··· Supplied records ···

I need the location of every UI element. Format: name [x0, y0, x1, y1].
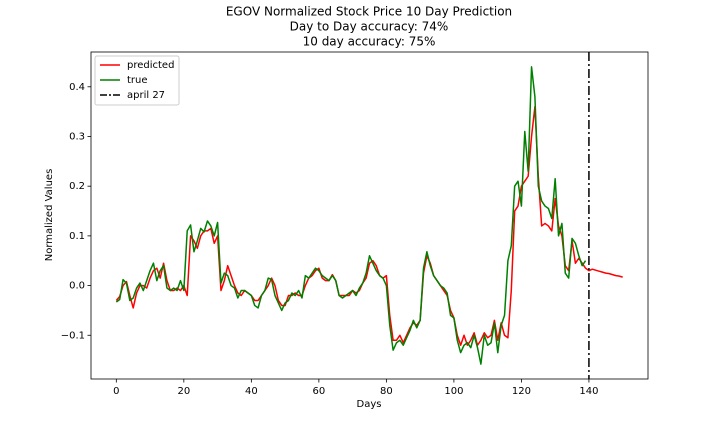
- y-tick-label: −0.1: [61, 330, 85, 341]
- legend-label: true: [127, 75, 148, 86]
- y-tick-label: 0.1: [69, 231, 85, 242]
- y-tick-label: 0.0: [69, 281, 85, 292]
- chart-subtitle: Day to Day accuracy: 74%: [290, 20, 449, 34]
- y-axis-label: Normalized Values: [44, 169, 55, 262]
- y-tick-label: 0.2: [69, 181, 85, 192]
- y-tick-label: 0.4: [69, 82, 85, 93]
- x-tick-label: 40: [245, 386, 258, 397]
- x-tick-label: 100: [444, 386, 463, 397]
- legend-label: predicted: [127, 60, 174, 71]
- plot-frame: [90, 51, 649, 380]
- chart-subtitle: 10 day accuracy: 75%: [303, 35, 436, 49]
- x-tick-label: 80: [380, 386, 393, 397]
- data-line: [115, 105, 623, 346]
- chart-title: EGOV Normalized Stock Price 10 Day Predi…: [226, 5, 512, 19]
- data-line: [115, 66, 587, 365]
- x-tick-label: 60: [312, 386, 325, 397]
- y-tick-label: 0.3: [69, 131, 85, 142]
- x-tick-label: 120: [512, 386, 531, 397]
- legend-label: april 27: [127, 90, 165, 101]
- x-axis-label: Days: [357, 399, 382, 410]
- x-tick-label: 0: [113, 386, 119, 397]
- x-tick-label: 140: [579, 386, 598, 397]
- legend: predicted true april 27: [94, 55, 180, 106]
- x-tick-label: 20: [177, 386, 190, 397]
- legend-box: [94, 55, 180, 106]
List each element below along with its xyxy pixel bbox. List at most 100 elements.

···

__Set exercise__:
Copy out every item above word for word, omitting the pictures.

__Response__:
I need the location of every UI element. Format: name [x0, y0, x1, y1].
- y-tick-label: −0.1: [61, 330, 85, 341]
- legend-label: true: [127, 75, 148, 86]
- y-tick-label: 0.1: [69, 231, 85, 242]
- y-tick-label: 0.0: [69, 281, 85, 292]
- chart-subtitle: Day to Day accuracy: 74%: [290, 20, 449, 34]
- y-axis-label: Normalized Values: [44, 169, 55, 262]
- y-tick-label: 0.2: [69, 181, 85, 192]
- y-tick-label: 0.4: [69, 82, 85, 93]
- x-tick-label: 40: [245, 386, 258, 397]
- x-tick-label: 100: [444, 386, 463, 397]
- legend-label: predicted: [127, 60, 174, 71]
- plot-frame: [90, 51, 649, 380]
- chart-subtitle: 10 day accuracy: 75%: [303, 35, 436, 49]
- x-tick-label: 80: [380, 386, 393, 397]
- data-line: [115, 105, 623, 346]
- chart-title: EGOV Normalized Stock Price 10 Day Predi…: [226, 5, 512, 19]
- data-line: [115, 66, 587, 365]
- x-tick-label: 60: [312, 386, 325, 397]
- y-tick-label: 0.3: [69, 131, 85, 142]
- x-tick-label: 120: [512, 386, 531, 397]
- legend-label: april 27: [127, 90, 165, 101]
- x-axis-label: Days: [357, 399, 382, 410]
- x-tick-label: 0: [113, 386, 119, 397]
- x-tick-label: 140: [579, 386, 598, 397]
- legend: predicted true april 27: [94, 55, 180, 106]
- x-tick-label: 20: [177, 386, 190, 397]
- legend-box: [94, 55, 180, 106]
List each element below along with its xyxy pixel bbox. List at most 100 elements.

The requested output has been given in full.